STATED EXERCISE: Reproduce the records that follow in full, excluding any picture they contain.
......
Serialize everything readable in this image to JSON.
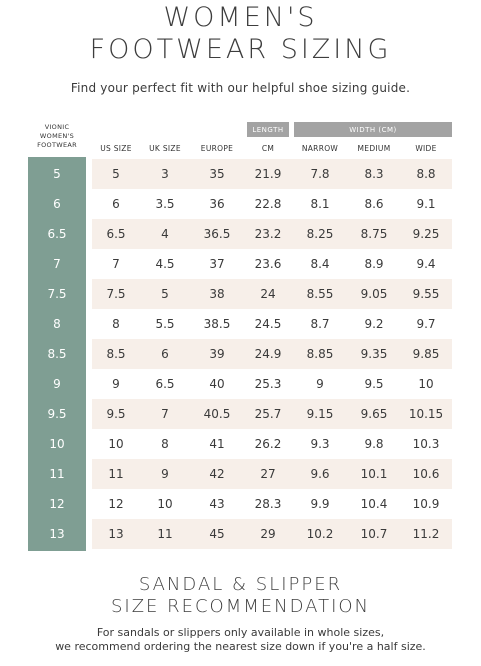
{
  "header": {
    "title_line1": "WOMEN'S",
    "title_line2": "FOOTWEAR SIZING",
    "subtitle": "Find your perfect fit with our helpful shoe sizing guide."
  },
  "table": {
    "group_length": "LENGTH",
    "group_width": "WIDTH (CM)",
    "vionic_header": [
      "VIONIC",
      "WOMEN'S",
      "FOOTWEAR"
    ],
    "columns": [
      "US SIZE",
      "UK SIZE",
      "EUROPE",
      "CM",
      "NARROW",
      "MEDIUM",
      "WIDE"
    ],
    "rows": [
      {
        "vionic": "5",
        "us": "5",
        "uk": "3",
        "eu": "35",
        "cm": "21.9",
        "narrow": "7.8",
        "medium": "8.3",
        "wide": "8.8"
      },
      {
        "vionic": "6",
        "us": "6",
        "uk": "3.5",
        "eu": "36",
        "cm": "22.8",
        "narrow": "8.1",
        "medium": "8.6",
        "wide": "9.1"
      },
      {
        "vionic": "6.5",
        "us": "6.5",
        "uk": "4",
        "eu": "36.5",
        "cm": "23.2",
        "narrow": "8.25",
        "medium": "8.75",
        "wide": "9.25"
      },
      {
        "vionic": "7",
        "us": "7",
        "uk": "4.5",
        "eu": "37",
        "cm": "23.6",
        "narrow": "8.4",
        "medium": "8.9",
        "wide": "9.4"
      },
      {
        "vionic": "7.5",
        "us": "7.5",
        "uk": "5",
        "eu": "38",
        "cm": "24",
        "narrow": "8.55",
        "medium": "9.05",
        "wide": "9.55"
      },
      {
        "vionic": "8",
        "us": "8",
        "uk": "5.5",
        "eu": "38.5",
        "cm": "24.5",
        "narrow": "8.7",
        "medium": "9.2",
        "wide": "9.7"
      },
      {
        "vionic": "8.5",
        "us": "8.5",
        "uk": "6",
        "eu": "39",
        "cm": "24.9",
        "narrow": "8.85",
        "medium": "9.35",
        "wide": "9.85"
      },
      {
        "vionic": "9",
        "us": "9",
        "uk": "6.5",
        "eu": "40",
        "cm": "25.3",
        "narrow": "9",
        "medium": "9.5",
        "wide": "10"
      },
      {
        "vionic": "9.5",
        "us": "9.5",
        "uk": "7",
        "eu": "40.5",
        "cm": "25.7",
        "narrow": "9.15",
        "medium": "9.65",
        "wide": "10.15"
      },
      {
        "vionic": "10",
        "us": "10",
        "uk": "8",
        "eu": "41",
        "cm": "26.2",
        "narrow": "9.3",
        "medium": "9.8",
        "wide": "10.3"
      },
      {
        "vionic": "11",
        "us": "11",
        "uk": "9",
        "eu": "42",
        "cm": "27",
        "narrow": "9.6",
        "medium": "10.1",
        "wide": "10.6"
      },
      {
        "vionic": "12",
        "us": "12",
        "uk": "10",
        "eu": "43",
        "cm": "28.3",
        "narrow": "9.9",
        "medium": "10.4",
        "wide": "10.9"
      },
      {
        "vionic": "13",
        "us": "13",
        "uk": "11",
        "eu": "45",
        "cm": "29",
        "narrow": "10.2",
        "medium": "10.7",
        "wide": "11.2"
      }
    ]
  },
  "sandal": {
    "title_line1": "SANDAL & SLIPPER",
    "title_line2": "SIZE RECOMMENDATION",
    "note_line1": "For sandals or slippers only available in whole sizes,",
    "note_line2": "we recommend ordering the nearest size down if you're a half size."
  },
  "colors": {
    "size_column": "#7f9e93",
    "row_shade": "#f7efe9",
    "group_header": "#a3a3a3"
  }
}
......
COMPLETED TASK:
Serialize everything readable in this image to JSON.
{
  "header": {
    "title_line1": "WOMEN'S",
    "title_line2": "FOOTWEAR SIZING",
    "subtitle": "Find your perfect fit with our helpful shoe sizing guide."
  },
  "table": {
    "group_length": "LENGTH",
    "group_width": "WIDTH (CM)",
    "vionic_header": [
      "VIONIC",
      "WOMEN'S",
      "FOOTWEAR"
    ],
    "columns": [
      "US SIZE",
      "UK SIZE",
      "EUROPE",
      "CM",
      "NARROW",
      "MEDIUM",
      "WIDE"
    ],
    "rows": [
      {
        "vionic": "5",
        "us": "5",
        "uk": "3",
        "eu": "35",
        "cm": "21.9",
        "narrow": "7.8",
        "medium": "8.3",
        "wide": "8.8"
      },
      {
        "vionic": "6",
        "us": "6",
        "uk": "3.5",
        "eu": "36",
        "cm": "22.8",
        "narrow": "8.1",
        "medium": "8.6",
        "wide": "9.1"
      },
      {
        "vionic": "6.5",
        "us": "6.5",
        "uk": "4",
        "eu": "36.5",
        "cm": "23.2",
        "narrow": "8.25",
        "medium": "8.75",
        "wide": "9.25"
      },
      {
        "vionic": "7",
        "us": "7",
        "uk": "4.5",
        "eu": "37",
        "cm": "23.6",
        "narrow": "8.4",
        "medium": "8.9",
        "wide": "9.4"
      },
      {
        "vionic": "7.5",
        "us": "7.5",
        "uk": "5",
        "eu": "38",
        "cm": "24",
        "narrow": "8.55",
        "medium": "9.05",
        "wide": "9.55"
      },
      {
        "vionic": "8",
        "us": "8",
        "uk": "5.5",
        "eu": "38.5",
        "cm": "24.5",
        "narrow": "8.7",
        "medium": "9.2",
        "wide": "9.7"
      },
      {
        "vionic": "8.5",
        "us": "8.5",
        "uk": "6",
        "eu": "39",
        "cm": "24.9",
        "narrow": "8.85",
        "medium": "9.35",
        "wide": "9.85"
      },
      {
        "vionic": "9",
        "us": "9",
        "uk": "6.5",
        "eu": "40",
        "cm": "25.3",
        "narrow": "9",
        "medium": "9.5",
        "wide": "10"
      },
      {
        "vionic": "9.5",
        "us": "9.5",
        "uk": "7",
        "eu": "40.5",
        "cm": "25.7",
        "narrow": "9.15",
        "medium": "9.65",
        "wide": "10.15"
      },
      {
        "vionic": "10",
        "us": "10",
        "uk": "8",
        "eu": "41",
        "cm": "26.2",
        "narrow": "9.3",
        "medium": "9.8",
        "wide": "10.3"
      },
      {
        "vionic": "11",
        "us": "11",
        "uk": "9",
        "eu": "42",
        "cm": "27",
        "narrow": "9.6",
        "medium": "10.1",
        "wide": "10.6"
      },
      {
        "vionic": "12",
        "us": "12",
        "uk": "10",
        "eu": "43",
        "cm": "28.3",
        "narrow": "9.9",
        "medium": "10.4",
        "wide": "10.9"
      },
      {
        "vionic": "13",
        "us": "13",
        "uk": "11",
        "eu": "45",
        "cm": "29",
        "narrow": "10.2",
        "medium": "10.7",
        "wide": "11.2"
      }
    ]
  },
  "sandal": {
    "title_line1": "SANDAL & SLIPPER",
    "title_line2": "SIZE RECOMMENDATION",
    "note_line1": "For sandals or slippers only available in whole sizes,",
    "note_line2": "we recommend ordering the nearest size down if you're a half size."
  },
  "colors": {
    "size_column": "#7f9e93",
    "row_shade": "#f7efe9",
    "group_header": "#a3a3a3"
  }
}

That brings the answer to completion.